Problem to work on: Show every line of the data that includes the word "Berlin".

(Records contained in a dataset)
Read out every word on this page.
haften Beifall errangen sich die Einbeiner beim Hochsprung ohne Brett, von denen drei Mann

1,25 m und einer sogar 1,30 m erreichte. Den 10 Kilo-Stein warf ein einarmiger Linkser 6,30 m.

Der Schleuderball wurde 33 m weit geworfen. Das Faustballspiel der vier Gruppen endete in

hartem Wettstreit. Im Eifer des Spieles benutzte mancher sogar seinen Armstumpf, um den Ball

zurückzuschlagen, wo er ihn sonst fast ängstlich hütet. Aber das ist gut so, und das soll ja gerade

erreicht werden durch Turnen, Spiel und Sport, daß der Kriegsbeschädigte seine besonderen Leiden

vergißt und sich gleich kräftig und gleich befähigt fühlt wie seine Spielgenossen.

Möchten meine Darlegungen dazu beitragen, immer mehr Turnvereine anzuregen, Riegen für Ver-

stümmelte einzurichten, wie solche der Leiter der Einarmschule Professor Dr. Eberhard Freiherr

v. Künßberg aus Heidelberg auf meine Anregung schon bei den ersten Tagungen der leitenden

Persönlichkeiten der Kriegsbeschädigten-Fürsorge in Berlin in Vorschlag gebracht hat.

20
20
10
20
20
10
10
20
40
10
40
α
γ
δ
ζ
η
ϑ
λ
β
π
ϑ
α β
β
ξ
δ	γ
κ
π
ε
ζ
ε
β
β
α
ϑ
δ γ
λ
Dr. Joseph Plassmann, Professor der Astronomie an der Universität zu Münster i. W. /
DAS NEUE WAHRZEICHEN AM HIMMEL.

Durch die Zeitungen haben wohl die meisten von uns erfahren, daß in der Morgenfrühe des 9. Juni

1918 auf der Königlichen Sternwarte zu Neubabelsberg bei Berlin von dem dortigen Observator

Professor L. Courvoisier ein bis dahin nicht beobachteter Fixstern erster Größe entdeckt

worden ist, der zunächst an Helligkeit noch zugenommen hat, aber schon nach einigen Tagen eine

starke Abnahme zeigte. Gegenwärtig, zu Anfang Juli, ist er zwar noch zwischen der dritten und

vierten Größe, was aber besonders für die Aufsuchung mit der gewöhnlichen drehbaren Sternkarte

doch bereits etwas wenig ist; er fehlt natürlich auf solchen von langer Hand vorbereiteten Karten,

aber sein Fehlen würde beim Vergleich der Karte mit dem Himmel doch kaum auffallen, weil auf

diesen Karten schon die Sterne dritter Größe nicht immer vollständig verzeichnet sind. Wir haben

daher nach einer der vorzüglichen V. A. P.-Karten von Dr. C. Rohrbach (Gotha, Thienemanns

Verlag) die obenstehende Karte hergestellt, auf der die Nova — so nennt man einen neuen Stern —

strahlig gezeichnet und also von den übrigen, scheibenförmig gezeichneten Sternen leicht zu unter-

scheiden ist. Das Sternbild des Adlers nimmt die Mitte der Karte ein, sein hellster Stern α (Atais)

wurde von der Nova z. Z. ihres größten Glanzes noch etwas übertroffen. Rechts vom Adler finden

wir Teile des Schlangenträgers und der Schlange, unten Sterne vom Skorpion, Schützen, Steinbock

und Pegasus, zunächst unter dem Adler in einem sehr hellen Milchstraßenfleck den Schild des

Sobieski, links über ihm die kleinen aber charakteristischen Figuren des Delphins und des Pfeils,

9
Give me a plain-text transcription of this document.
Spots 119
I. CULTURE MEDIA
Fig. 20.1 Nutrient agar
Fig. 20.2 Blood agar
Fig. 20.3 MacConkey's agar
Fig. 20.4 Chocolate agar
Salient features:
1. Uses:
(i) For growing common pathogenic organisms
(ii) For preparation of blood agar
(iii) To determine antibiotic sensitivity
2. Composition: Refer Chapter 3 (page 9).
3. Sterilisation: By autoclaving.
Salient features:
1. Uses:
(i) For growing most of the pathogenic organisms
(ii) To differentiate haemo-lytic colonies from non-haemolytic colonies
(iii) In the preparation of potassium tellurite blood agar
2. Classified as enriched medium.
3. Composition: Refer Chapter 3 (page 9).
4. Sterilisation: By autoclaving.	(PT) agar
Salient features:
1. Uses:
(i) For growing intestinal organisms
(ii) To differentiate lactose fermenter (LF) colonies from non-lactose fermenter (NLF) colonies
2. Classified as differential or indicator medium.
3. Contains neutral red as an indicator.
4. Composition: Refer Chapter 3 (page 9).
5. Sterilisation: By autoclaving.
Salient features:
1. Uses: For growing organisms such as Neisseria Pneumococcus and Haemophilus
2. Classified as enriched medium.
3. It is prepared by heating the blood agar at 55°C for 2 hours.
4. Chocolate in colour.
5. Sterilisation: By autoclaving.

The completed task:
Persönlichkeiten der Kriegsbeschädigten-Fürsorge in Berlin in Vorschlag gebracht hat.
1918 auf der Königlichen Sternwarte zu Neubabelsberg bei Berlin von dem dortigen Observator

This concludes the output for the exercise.